# DATA SUPPLIED start
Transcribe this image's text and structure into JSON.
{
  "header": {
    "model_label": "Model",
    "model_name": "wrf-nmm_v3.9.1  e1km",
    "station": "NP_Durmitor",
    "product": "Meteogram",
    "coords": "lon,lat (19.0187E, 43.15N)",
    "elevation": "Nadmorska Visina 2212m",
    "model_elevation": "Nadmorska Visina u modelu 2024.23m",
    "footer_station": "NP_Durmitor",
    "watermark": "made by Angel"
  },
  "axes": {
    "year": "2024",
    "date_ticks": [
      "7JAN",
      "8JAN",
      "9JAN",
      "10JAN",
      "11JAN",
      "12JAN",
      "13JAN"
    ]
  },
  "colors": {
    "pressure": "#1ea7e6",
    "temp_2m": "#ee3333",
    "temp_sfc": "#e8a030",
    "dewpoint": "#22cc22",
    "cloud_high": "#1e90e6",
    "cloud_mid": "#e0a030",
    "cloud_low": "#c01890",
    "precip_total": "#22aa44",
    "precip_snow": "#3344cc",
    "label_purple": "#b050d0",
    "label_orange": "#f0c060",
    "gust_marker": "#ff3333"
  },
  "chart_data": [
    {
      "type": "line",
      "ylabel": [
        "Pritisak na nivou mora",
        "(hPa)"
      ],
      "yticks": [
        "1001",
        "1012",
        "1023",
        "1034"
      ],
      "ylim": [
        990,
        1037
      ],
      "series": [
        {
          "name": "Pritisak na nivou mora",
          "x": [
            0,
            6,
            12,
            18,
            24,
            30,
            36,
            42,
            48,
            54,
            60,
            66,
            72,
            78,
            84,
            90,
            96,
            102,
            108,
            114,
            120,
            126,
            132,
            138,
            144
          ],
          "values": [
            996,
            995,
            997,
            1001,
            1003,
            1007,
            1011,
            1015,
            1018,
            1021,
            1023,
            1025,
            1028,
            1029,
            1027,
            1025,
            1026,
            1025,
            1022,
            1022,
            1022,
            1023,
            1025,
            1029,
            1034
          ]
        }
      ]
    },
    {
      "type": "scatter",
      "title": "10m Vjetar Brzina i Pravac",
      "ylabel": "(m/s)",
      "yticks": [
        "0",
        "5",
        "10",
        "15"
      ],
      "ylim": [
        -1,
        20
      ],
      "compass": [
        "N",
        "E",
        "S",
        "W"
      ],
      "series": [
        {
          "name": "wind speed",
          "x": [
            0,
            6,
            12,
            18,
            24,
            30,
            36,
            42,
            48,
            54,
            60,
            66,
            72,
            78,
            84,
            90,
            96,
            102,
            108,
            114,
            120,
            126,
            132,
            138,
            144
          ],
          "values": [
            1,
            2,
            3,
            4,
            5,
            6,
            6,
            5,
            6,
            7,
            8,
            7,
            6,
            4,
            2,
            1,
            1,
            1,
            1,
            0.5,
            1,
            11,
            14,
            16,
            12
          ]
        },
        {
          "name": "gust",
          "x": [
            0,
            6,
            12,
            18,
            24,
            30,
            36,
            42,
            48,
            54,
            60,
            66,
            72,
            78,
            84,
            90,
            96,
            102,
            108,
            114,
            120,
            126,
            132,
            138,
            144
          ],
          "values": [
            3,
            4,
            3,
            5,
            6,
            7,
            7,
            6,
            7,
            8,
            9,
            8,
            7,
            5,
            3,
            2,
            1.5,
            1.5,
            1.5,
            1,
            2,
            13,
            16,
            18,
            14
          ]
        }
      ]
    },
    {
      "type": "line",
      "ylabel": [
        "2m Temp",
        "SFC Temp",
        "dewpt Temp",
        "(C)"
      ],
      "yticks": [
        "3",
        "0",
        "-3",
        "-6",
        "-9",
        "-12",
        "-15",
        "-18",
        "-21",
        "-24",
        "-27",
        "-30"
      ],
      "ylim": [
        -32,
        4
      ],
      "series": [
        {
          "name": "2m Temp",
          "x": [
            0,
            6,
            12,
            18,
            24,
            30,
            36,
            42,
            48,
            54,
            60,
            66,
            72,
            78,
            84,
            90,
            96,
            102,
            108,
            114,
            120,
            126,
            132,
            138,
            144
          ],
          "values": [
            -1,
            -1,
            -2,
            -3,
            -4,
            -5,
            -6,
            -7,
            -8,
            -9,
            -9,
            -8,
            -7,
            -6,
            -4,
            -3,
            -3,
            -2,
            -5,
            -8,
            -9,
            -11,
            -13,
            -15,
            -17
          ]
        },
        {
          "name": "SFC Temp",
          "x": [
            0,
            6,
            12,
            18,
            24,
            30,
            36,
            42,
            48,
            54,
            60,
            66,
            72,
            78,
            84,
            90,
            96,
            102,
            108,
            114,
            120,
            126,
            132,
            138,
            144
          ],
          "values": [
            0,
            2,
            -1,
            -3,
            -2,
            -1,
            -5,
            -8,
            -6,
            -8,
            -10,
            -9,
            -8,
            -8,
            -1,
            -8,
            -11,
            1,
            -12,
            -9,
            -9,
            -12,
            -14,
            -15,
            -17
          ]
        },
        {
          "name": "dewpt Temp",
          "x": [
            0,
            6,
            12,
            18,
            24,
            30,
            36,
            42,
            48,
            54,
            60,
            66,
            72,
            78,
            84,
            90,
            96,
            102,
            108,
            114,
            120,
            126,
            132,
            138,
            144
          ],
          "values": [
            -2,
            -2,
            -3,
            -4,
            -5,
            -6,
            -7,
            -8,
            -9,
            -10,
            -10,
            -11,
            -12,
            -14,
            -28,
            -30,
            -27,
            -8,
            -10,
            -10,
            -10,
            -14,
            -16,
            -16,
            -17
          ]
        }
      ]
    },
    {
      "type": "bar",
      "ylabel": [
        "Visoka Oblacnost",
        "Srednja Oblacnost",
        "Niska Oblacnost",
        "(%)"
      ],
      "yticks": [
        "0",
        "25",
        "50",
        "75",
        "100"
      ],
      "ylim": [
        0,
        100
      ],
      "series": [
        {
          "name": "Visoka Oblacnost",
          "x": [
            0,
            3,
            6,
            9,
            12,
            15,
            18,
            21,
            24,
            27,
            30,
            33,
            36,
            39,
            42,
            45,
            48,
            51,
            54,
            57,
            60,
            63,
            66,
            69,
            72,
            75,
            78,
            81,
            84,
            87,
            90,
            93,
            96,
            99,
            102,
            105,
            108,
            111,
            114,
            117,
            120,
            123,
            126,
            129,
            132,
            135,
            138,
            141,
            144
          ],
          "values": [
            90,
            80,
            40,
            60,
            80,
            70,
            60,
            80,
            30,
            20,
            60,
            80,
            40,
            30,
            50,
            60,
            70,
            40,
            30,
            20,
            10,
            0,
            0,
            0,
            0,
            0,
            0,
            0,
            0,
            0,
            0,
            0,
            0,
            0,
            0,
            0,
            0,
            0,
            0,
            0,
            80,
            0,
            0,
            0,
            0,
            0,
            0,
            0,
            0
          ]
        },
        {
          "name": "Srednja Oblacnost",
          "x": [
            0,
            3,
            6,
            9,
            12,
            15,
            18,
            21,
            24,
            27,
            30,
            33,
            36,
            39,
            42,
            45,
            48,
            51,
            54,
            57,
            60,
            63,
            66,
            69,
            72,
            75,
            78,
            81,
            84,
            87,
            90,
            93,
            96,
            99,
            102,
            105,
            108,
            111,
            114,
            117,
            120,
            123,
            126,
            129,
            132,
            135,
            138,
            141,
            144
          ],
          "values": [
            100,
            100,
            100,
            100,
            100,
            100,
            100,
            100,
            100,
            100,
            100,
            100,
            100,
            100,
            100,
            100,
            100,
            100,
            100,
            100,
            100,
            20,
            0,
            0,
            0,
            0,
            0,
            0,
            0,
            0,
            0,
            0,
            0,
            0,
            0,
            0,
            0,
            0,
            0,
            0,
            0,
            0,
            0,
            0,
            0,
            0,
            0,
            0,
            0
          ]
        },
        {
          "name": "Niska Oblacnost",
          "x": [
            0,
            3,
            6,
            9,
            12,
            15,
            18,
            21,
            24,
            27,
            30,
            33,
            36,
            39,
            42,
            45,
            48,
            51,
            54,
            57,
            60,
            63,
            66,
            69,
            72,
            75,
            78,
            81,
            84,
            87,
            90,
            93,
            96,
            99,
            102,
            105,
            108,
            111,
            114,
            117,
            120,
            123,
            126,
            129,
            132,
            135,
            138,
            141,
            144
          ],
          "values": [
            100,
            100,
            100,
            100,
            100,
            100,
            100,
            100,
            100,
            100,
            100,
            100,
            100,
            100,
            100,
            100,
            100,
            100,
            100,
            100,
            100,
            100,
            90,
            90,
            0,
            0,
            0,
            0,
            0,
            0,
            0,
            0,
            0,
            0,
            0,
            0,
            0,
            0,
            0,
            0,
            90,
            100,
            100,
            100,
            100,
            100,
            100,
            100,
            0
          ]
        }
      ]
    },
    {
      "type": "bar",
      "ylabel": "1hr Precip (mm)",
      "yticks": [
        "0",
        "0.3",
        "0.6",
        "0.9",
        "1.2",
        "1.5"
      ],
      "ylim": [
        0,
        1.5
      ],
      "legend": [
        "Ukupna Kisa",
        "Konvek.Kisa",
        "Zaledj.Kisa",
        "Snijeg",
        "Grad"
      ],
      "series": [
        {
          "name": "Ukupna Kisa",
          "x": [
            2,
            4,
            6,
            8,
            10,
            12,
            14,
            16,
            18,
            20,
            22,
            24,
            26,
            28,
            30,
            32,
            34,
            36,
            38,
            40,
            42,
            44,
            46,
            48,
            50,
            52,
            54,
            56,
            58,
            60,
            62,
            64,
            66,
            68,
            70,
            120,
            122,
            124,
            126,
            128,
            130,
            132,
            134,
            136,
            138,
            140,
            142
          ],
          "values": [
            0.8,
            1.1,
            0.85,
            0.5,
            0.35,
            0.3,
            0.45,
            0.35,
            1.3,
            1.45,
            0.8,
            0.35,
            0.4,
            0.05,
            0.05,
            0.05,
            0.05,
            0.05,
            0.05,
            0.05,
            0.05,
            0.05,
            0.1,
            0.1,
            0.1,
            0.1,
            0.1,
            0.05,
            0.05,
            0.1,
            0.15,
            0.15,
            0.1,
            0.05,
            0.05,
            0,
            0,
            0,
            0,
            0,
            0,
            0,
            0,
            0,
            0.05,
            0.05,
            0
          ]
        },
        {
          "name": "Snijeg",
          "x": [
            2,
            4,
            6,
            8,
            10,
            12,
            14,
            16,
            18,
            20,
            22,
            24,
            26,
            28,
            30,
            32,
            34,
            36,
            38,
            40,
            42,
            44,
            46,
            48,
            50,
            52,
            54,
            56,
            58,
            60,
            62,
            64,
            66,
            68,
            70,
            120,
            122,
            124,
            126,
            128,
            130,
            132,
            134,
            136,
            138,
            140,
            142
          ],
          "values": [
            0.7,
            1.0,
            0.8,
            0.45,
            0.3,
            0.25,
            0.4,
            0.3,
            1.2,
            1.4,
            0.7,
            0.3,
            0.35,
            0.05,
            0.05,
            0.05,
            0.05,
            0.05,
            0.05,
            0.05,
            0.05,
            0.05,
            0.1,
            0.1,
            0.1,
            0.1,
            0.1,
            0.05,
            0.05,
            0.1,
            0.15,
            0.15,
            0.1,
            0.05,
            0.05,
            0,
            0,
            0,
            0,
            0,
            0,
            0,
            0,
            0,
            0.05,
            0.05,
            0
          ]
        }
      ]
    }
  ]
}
# DATA SUPPLIED end
* AIM
Lines from the records above that hold "Srednja" are the ones to list.

* WORKED SOLUTION
        "Srednja Oblacnost",
          "name": "Srednja Oblacnost",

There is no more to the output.